--- START OF Records provided ---
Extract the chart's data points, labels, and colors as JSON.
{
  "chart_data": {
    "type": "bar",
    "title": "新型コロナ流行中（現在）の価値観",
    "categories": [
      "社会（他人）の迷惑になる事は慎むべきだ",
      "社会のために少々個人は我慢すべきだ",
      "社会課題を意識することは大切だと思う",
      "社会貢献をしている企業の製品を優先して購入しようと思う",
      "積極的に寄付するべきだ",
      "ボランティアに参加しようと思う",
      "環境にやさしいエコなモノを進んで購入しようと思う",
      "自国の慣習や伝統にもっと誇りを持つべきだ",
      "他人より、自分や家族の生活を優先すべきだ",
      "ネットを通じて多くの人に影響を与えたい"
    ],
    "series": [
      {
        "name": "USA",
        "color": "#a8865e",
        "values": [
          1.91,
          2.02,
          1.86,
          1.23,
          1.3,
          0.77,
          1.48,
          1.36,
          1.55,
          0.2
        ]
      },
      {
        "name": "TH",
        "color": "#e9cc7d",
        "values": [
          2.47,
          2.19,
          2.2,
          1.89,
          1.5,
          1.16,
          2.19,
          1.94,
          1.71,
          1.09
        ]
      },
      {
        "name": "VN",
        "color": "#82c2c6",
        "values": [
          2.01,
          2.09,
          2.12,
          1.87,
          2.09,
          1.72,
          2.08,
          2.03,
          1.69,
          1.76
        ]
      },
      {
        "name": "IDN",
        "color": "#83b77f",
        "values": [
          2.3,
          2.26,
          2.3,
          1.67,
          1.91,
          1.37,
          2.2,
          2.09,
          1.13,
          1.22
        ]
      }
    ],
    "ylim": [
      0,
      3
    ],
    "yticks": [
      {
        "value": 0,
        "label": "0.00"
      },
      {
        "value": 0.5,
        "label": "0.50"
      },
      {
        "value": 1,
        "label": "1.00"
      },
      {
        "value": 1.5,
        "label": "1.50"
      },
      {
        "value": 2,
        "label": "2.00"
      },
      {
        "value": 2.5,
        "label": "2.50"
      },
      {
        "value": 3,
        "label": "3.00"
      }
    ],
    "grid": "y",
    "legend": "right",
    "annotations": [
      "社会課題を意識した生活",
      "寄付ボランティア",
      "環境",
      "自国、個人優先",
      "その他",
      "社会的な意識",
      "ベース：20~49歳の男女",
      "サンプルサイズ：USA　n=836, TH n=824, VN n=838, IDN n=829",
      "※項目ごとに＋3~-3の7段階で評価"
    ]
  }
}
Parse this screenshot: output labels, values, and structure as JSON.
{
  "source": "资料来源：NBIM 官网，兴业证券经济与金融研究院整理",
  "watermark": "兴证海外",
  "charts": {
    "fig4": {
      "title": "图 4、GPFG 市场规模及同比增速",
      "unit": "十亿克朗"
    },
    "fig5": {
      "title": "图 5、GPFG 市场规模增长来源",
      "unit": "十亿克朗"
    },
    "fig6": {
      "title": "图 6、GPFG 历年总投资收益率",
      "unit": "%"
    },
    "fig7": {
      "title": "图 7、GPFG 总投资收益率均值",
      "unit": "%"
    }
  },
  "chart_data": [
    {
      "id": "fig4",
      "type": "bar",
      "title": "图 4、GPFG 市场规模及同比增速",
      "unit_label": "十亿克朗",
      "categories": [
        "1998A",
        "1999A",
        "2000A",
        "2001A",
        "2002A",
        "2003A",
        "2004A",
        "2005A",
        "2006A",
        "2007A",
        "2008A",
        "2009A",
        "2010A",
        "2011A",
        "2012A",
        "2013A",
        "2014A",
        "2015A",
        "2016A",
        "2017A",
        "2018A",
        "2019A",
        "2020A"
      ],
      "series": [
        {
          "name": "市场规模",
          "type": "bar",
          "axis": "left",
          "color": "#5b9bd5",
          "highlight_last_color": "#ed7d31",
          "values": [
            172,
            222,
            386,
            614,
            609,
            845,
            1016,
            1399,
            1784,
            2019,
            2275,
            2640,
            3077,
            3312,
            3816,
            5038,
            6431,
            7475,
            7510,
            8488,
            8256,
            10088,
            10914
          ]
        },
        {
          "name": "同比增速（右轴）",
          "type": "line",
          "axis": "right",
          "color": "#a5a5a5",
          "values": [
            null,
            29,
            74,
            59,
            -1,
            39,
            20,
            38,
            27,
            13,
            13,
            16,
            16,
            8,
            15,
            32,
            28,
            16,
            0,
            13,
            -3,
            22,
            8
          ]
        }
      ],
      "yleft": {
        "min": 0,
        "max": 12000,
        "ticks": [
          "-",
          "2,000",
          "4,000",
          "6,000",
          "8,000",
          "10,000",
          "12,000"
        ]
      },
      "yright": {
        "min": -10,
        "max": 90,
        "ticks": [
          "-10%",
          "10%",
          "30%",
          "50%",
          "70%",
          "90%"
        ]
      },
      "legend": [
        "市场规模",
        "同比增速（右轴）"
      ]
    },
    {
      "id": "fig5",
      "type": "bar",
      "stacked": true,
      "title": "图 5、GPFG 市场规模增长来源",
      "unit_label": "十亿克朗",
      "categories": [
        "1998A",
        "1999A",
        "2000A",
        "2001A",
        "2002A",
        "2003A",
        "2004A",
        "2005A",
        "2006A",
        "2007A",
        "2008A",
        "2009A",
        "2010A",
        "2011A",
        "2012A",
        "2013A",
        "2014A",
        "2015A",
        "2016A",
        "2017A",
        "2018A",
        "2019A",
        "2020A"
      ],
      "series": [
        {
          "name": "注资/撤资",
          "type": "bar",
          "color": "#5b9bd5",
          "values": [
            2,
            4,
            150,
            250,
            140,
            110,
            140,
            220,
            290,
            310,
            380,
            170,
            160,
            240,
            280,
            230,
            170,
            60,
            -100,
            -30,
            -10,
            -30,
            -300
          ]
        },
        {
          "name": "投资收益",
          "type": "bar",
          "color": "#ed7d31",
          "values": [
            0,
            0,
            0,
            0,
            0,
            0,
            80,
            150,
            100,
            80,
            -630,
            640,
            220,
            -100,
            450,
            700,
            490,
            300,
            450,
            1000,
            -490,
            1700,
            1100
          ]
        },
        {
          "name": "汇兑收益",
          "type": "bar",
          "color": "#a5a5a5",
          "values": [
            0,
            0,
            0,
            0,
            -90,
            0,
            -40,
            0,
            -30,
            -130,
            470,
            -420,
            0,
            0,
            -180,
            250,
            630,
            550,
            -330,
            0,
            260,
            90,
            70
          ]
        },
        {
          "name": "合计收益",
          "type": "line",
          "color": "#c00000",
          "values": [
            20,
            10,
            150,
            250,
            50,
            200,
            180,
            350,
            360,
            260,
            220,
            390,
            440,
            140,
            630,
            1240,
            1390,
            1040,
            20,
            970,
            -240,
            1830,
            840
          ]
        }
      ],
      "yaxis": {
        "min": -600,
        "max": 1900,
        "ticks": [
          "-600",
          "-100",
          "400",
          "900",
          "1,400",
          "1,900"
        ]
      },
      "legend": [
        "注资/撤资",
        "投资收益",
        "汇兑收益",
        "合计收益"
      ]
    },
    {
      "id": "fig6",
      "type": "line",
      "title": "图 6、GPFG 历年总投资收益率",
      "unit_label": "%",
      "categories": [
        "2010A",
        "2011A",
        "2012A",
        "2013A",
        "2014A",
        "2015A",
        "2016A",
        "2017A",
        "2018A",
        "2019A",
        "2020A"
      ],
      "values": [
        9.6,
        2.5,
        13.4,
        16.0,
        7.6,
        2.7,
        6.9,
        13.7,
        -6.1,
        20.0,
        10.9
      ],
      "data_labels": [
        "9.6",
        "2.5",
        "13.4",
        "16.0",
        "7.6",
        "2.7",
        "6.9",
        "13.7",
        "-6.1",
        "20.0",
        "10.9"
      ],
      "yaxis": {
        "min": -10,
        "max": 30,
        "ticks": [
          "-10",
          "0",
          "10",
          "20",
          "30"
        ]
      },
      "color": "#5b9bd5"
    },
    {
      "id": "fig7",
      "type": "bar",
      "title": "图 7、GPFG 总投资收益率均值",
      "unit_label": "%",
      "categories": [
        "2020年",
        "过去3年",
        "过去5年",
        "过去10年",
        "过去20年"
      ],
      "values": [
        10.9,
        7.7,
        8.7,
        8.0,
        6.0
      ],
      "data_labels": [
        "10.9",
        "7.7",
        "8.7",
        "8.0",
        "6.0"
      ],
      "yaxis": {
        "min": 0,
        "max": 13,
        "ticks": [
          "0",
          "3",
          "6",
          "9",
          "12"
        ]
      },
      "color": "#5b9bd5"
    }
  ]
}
--- END OF Records provided ---
◆ Stated exercise
Which lines of the data above contain "JSON"? Copy each one.

◆ The reply
Extract the chart's data points, labels, and colors as JSON.
Parse this screenshot: output labels, values, and structure as JSON.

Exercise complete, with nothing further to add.